:: EXERCISE BRIEF ::
Restate the whole listing exactly.

+ + + + +

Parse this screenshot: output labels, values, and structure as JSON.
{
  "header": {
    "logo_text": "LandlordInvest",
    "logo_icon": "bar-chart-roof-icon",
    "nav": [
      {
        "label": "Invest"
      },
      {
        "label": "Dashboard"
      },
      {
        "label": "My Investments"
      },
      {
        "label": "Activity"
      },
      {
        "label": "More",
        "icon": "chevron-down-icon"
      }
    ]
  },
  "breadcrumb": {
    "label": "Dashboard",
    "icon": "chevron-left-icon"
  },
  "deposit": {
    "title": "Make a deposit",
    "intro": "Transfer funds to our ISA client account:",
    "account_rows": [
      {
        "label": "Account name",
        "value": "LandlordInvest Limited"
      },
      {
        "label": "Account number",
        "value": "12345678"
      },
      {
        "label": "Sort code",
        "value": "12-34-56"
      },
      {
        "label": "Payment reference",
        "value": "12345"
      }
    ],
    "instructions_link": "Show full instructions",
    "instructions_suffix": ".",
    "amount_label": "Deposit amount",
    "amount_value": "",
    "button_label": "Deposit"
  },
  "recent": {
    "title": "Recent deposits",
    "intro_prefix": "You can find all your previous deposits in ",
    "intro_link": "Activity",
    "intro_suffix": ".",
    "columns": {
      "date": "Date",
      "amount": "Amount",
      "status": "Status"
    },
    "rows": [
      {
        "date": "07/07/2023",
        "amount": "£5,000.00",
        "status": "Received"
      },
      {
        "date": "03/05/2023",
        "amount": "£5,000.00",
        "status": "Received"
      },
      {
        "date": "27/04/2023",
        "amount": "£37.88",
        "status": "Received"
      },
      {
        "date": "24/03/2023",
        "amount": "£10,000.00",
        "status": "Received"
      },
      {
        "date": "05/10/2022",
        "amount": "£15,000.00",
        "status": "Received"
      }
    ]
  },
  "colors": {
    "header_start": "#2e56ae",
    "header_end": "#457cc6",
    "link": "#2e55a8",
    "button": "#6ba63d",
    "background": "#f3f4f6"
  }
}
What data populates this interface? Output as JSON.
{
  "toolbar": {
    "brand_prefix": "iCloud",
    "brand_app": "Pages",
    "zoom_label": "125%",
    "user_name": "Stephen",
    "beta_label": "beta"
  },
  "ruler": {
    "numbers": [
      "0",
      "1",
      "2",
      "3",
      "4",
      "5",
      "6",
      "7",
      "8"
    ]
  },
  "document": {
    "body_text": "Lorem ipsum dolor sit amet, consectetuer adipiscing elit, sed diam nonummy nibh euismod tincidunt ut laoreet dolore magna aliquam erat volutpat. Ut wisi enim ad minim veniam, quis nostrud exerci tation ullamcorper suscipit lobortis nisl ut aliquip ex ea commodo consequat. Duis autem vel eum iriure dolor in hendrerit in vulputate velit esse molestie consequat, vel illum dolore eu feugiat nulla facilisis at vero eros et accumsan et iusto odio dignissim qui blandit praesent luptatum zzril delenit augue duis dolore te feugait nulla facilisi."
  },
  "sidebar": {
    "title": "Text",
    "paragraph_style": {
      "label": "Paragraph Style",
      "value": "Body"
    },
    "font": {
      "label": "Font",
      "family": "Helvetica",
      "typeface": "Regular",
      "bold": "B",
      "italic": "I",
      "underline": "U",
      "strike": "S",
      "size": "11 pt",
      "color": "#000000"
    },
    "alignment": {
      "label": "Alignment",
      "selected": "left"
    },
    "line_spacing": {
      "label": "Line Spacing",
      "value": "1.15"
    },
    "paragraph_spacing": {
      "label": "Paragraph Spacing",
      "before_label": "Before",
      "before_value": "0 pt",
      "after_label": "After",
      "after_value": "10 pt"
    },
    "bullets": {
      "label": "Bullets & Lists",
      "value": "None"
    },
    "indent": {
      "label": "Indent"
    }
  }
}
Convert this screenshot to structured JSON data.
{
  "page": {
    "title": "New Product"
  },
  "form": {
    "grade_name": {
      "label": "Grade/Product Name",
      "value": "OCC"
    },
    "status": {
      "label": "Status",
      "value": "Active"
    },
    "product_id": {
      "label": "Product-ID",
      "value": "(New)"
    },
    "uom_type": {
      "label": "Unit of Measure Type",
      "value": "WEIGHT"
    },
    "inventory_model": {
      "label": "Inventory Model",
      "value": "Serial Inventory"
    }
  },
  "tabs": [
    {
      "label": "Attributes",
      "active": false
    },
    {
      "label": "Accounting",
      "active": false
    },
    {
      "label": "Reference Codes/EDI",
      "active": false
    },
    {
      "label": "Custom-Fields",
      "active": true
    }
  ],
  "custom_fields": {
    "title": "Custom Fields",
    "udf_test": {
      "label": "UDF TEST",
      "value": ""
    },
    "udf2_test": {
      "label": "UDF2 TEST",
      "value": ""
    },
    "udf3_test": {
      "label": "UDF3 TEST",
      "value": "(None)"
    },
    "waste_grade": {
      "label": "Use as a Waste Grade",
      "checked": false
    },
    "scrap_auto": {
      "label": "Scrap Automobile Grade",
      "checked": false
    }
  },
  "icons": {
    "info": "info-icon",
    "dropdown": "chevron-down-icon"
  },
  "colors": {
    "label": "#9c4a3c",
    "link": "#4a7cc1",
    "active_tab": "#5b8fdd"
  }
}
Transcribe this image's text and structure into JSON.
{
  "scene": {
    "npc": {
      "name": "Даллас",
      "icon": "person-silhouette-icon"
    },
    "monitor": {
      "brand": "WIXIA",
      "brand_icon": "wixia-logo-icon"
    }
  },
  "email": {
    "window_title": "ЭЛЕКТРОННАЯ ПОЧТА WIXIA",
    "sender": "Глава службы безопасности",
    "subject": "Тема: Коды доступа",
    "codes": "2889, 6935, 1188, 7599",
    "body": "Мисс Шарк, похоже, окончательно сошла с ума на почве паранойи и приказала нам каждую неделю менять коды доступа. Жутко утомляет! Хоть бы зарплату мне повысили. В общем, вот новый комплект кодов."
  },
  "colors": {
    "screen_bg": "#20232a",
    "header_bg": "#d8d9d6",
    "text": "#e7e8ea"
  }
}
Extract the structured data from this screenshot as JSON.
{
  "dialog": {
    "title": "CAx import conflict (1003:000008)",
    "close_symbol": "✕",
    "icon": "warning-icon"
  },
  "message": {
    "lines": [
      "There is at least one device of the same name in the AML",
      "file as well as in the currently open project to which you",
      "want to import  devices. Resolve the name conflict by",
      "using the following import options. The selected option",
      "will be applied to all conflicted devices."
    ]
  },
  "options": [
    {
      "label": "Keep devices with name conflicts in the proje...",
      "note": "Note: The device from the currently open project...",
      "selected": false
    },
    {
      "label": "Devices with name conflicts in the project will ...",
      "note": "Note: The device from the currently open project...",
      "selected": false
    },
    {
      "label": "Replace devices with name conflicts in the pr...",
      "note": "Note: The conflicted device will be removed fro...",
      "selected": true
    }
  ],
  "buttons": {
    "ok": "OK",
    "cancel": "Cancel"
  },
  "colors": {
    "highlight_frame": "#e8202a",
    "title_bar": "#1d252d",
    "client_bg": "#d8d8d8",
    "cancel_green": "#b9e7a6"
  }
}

+ + + + +

:: OUTPUT FOR THIS EXERCISE ::
Parse this screenshot: output labels, values, and structure as JSON.
{
  "header": {
    "logo_text": "LandlordInvest",
    "logo_icon": "bar-chart-roof-icon",
    "nav": [
      {
        "label": "Invest"
      },
      {
        "label": "Dashboard"
      },
      {
        "label": "My Investments"
      },
      {
        "label": "Activity"
      },
      {
        "label": "More",
        "icon": "chevron-down-icon"
      }
    ]
  },
  "breadcrumb": {
    "label": "Dashboard",
    "icon": "chevron-left-icon"
  },
  "deposit": {
    "title": "Make a deposit",
    "intro": "Transfer funds to our ISA client account:",
    "account_rows": [
      {
        "label": "Account name",
        "value": "LandlordInvest Limited"
      },
      {
        "label": "Account number",
        "value": "12345678"
      },
      {
        "label": "Sort code",
        "value": "12-34-56"
      },
      {
        "label": "Payment reference",
        "value": "12345"
      }
    ],
    "instructions_link": "Show full instructions",
    "instructions_suffix": ".",
    "amount_label": "Deposit amount",
    "amount_value": "",
    "button_label": "Deposit"
  },
  "recent": {
    "title": "Recent deposits",
    "intro_prefix": "You can find all your previous deposits in ",
    "intro_link": "Activity",
    "intro_suffix": ".",
    "columns": {
      "date": "Date",
      "amount": "Amount",
      "status": "Status"
    },
    "rows": [
      {
        "date": "07/07/2023",
        "amount": "£5,000.00",
        "status": "Received"
      },
      {
        "date": "03/05/2023",
        "amount": "£5,000.00",
        "status": "Received"
      },
      {
        "date": "27/04/2023",
        "amount": "£37.88",
        "status": "Received"
      },
      {
        "date": "24/03/2023",
        "amount": "£10,000.00",
        "status": "Received"
      },
      {
        "date": "05/10/2022",
        "amount": "£15,000.00",
        "status": "Received"
      }
    ]
  },
  "colors": {
    "header_start": "#2e56ae",
    "header_end": "#457cc6",
    "link": "#2e55a8",
    "button": "#6ba63d",
    "background": "#f3f4f6"
  }
}
What data populates this interface? Output as JSON.
{
  "toolbar": {
    "brand_prefix": "iCloud",
    "brand_app": "Pages",
    "zoom_label": "125%",
    "user_name": "Stephen",
    "beta_label": "beta"
  },
  "ruler": {
    "numbers": [
      "0",
      "1",
      "2",
      "3",
      "4",
      "5",
      "6",
      "7",
      "8"
    ]
  },
  "document": {
    "body_text": "Lorem ipsum dolor sit amet, consectetuer adipiscing elit, sed diam nonummy nibh euismod tincidunt ut laoreet dolore magna aliquam erat volutpat. Ut wisi enim ad minim veniam, quis nostrud exerci tation ullamcorper suscipit lobortis nisl ut aliquip ex ea commodo consequat. Duis autem vel eum iriure dolor in hendrerit in vulputate velit esse molestie consequat, vel illum dolore eu feugiat nulla facilisis at vero eros et accumsan et iusto odio dignissim qui blandit praesent luptatum zzril delenit augue duis dolore te feugait nulla facilisi."
  },
  "sidebar": {
    "title": "Text",
    "paragraph_style": {
      "label": "Paragraph Style",
      "value": "Body"
    },
    "font": {
      "label": "Font",
      "family": "Helvetica",
      "typeface": "Regular",
      "bold": "B",
      "italic": "I",
      "underline": "U",
      "strike": "S",
      "size": "11 pt",
      "color": "#000000"
    },
    "alignment": {
      "label": "Alignment",
      "selected": "left"
    },
    "line_spacing": {
      "label": "Line Spacing",
      "value": "1.15"
    },
    "paragraph_spacing": {
      "label": "Paragraph Spacing",
      "before_label": "Before",
      "before_value": "0 pt",
      "after_label": "After",
      "after_value": "10 pt"
    },
    "bullets": {
      "label": "Bullets & Lists",
      "value": "None"
    },
    "indent": {
      "label": "Indent"
    }
  }
}
Convert this screenshot to structured JSON data.
{
  "page": {
    "title": "New Product"
  },
  "form": {
    "grade_name": {
      "label": "Grade/Product Name",
      "value": "OCC"
    },
    "status": {
      "label": "Status",
      "value": "Active"
    },
    "product_id": {
      "label": "Product-ID",
      "value": "(New)"
    },
    "uom_type": {
      "label": "Unit of Measure Type",
      "value": "WEIGHT"
    },
    "inventory_model": {
      "label": "Inventory Model",
      "value": "Serial Inventory"
    }
  },
  "tabs": [
    {
      "label": "Attributes",
      "active": false
    },
    {
      "label": "Accounting",
      "active": false
    },
    {
      "label": "Reference Codes/EDI",
      "active": false
    },
    {
      "label": "Custom-Fields",
      "active": true
    }
  ],
  "custom_fields": {
    "title": "Custom Fields",
    "udf_test": {
      "label": "UDF TEST",
      "value": ""
    },
    "udf2_test": {
      "label": "UDF2 TEST",
      "value": ""
    },
    "udf3_test": {
      "label": "UDF3 TEST",
      "value": "(None)"
    },
    "waste_grade": {
      "label": "Use as a Waste Grade",
      "checked": false
    },
    "scrap_auto": {
      "label": "Scrap Automobile Grade",
      "checked": false
    }
  },
  "icons": {
    "info": "info-icon",
    "dropdown": "chevron-down-icon"
  },
  "colors": {
    "label": "#9c4a3c",
    "link": "#4a7cc1",
    "active_tab": "#5b8fdd"
  }
}
Transcribe this image's text and structure into JSON.
{
  "scene": {
    "npc": {
      "name": "Даллас",
      "icon": "person-silhouette-icon"
    },
    "monitor": {
      "brand": "WIXIA",
      "brand_icon": "wixia-logo-icon"
    }
  },
  "email": {
    "window_title": "ЭЛЕКТРОННАЯ ПОЧТА WIXIA",
    "sender": "Глава службы безопасности",
    "subject": "Тема: Коды доступа",
    "codes": "2889, 6935, 1188, 7599",
    "body": "Мисс Шарк, похоже, окончательно сошла с ума на почве паранойи и приказала нам каждую неделю менять коды доступа. Жутко утомляет! Хоть бы зарплату мне повысили. В общем, вот новый комплект кодов."
  },
  "colors": {
    "screen_bg": "#20232a",
    "header_bg": "#d8d9d6",
    "text": "#e7e8ea"
  }
}
Extract the structured data from this screenshot as JSON.
{
  "dialog": {
    "title": "CAx import conflict (1003:000008)",
    "close_symbol": "✕",
    "icon": "warning-icon"
  },
  "message": {
    "lines": [
      "There is at least one device of the same name in the AML",
      "file as well as in the currently open project to which you",
      "want to import  devices. Resolve the name conflict by",
      "using the following import options. The selected option",
      "will be applied to all conflicted devices."
    ]
  },
  "options": [
    {
      "label": "Keep devices with name conflicts in the proje...",
      "note": "Note: The device from the currently open project...",
      "selected": false
    },
    {
      "label": "Devices with name conflicts in the project will ...",
      "note": "Note: The device from the currently open project...",
      "selected": false
    },
    {
      "label": "Replace devices with name conflicts in the pr...",
      "note": "Note: The conflicted device will be removed fro...",
      "selected": true
    }
  ],
  "buttons": {
    "ok": "OK",
    "cancel": "Cancel"
  },
  "colors": {
    "highlight_frame": "#e8202a",
    "title_bar": "#1d252d",
    "client_bg": "#d8d8d8",
    "cancel_green": "#b9e7a6"
  }
}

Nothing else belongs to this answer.